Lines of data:

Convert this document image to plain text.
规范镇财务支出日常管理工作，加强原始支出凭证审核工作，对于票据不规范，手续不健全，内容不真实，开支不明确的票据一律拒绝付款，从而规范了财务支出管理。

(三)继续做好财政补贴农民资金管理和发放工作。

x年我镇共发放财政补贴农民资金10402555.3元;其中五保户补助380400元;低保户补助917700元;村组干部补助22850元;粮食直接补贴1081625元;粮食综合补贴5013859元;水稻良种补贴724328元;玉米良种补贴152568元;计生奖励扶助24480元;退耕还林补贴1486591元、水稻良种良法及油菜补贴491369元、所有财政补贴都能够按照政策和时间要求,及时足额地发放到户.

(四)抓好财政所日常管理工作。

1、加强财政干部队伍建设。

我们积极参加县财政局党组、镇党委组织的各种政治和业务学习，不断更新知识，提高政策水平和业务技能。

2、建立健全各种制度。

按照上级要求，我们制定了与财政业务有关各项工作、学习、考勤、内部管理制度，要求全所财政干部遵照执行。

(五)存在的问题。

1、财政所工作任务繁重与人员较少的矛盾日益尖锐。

■ Task to complete ■
Make an exact copy of the data above.

■ Answer in full ■
Convert this document image to plain text.
规范镇财务支出日常管理工作，加强原始支出凭证审核工作，对于票据不规范，手续不健全，内容不真实，开支不明确的票据一律拒绝付款，从而规范了财务支出管理。

(三)继续做好财政补贴农民资金管理和发放工作。

x年我镇共发放财政补贴农民资金10402555.3元;其中五保户补助380400元;低保户补助917700元;村组干部补助22850元;粮食直接补贴1081625元;粮食综合补贴5013859元;水稻良种补贴724328元;玉米良种补贴152568元;计生奖励扶助24480元;退耕还林补贴1486591元、水稻良种良法及油菜补贴491369元、所有财政补贴都能够按照政策和时间要求,及时足额地发放到户.

(四)抓好财政所日常管理工作。

1、加强财政干部队伍建设。

我们积极参加县财政局党组、镇党委组织的各种政治和业务学习，不断更新知识，提高政策水平和业务技能。

2、建立健全各种制度。

按照上级要求，我们制定了与财政业务有关各项工作、学习、考勤、内部管理制度，要求全所财政干部遵照执行。

(五)存在的问题。

1、财政所工作任务繁重与人员较少的矛盾日益尖锐。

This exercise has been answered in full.